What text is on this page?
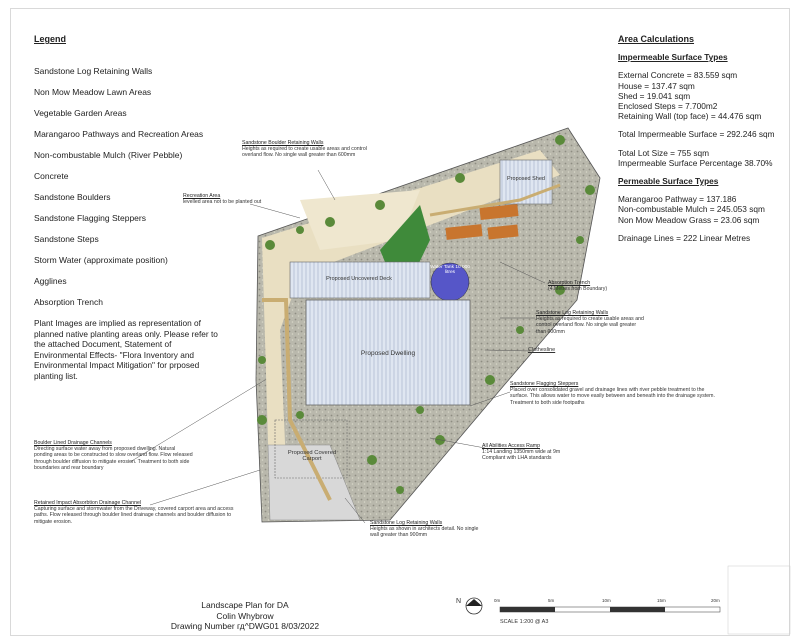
Legend
Sandstone Log Retaining Walls
Non Mow Meadow Lawn Areas
Vegetable Garden Areas
Marangaroo Pathways and Recreation Areas
Non-combustable Mulch (River Pebble)
Concrete
Sandstone Boulders
Sandstone Flagging Steppers
Sandstone Steps
Storm Water (approximate position)
Agglines
Absorption Trench
Plant Images are implied as representation of planned native planting areas only. Please refer to the attached Document, Statement of Environmental Effects- "Flora Inventory and Environmental Impact Mitigation" for prposed planting list.
Area Calculations
Impermeable Surface Types
External Concrete = 83.559 sqm
House = 137.47 sqm
Shed = 19.041 sqm
Enclosed Steps = 7.700m2
Retaining Wall (top face) = 44.476 sqm
Total Impermeable Surface = 292.246 sqm
Total Lot Size = 755 sqm
Impermeable Surface Percentage 38.70%
Permeable Surface Types
Marangaroo Pathway = 137.186
Non-combustable Mulch = 245.053 sqm
Non Mow Meadow Grass = 23.06 sqm
Drainage Lines = 222 Linear Metres
Proposed Shed
Proposed Uncovered Deck
Water Tank 10 000 litres
Proposed Dwelling
Proposed Covered Carport
Clothesline
Sandstone Boulder Retaining Walls
Heights as required to create usable areas and control overland flow. No single wall greater than 600mm
Recreation Area
levelled area not to be planted out
Absorption Trench
(4 Metres from Boundary)
Sandstone Log Retaining Walls
Heights as required to create usable areas and control overland flow. No single wall greater than 900mm
Sandstone Flagging Steppers
Placed over consolidated gravel and drainage lines with river pebble treatment to the surface. This allows water to move easily between and beneath into the drainage system. Treatment to both side footpaths
All Abilities Access Ramp
1:14 Landing 1350mm wide at 9m Compliant with LHA standards
Boulder Lined Drainage Channels
Directing surface water away from proposed dwelling. Natural ponding areas to be constructed to slow overland flow. Flow released through boulder diffusion to mitigate erosion. Treatment to both side boundaries and rear boundary
Retained Impact Absorbtion Drainage Channel
Capturing surface and stormwater from the Driveway, covered carport area and access paths. Flow released through boulder lined drainage channels and boulder diffusion to mitigate erosion.	Sandstone Log Retaining Walls
Heights as shown in architects detail. No single wall greater than 900mm
Landscape Plan for DA
Colin Whybrow
Drawing Number гд^DWG01 8/03/2022
N	0m	5m	10m	15m	20m
SCALE 1:200 @ A3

**WHAT YOU HAVE TO DO**
Above are some records. Count the lines among them with the word "Retaining", and answer with the number only.

**WRITTEN RESPONSE**
5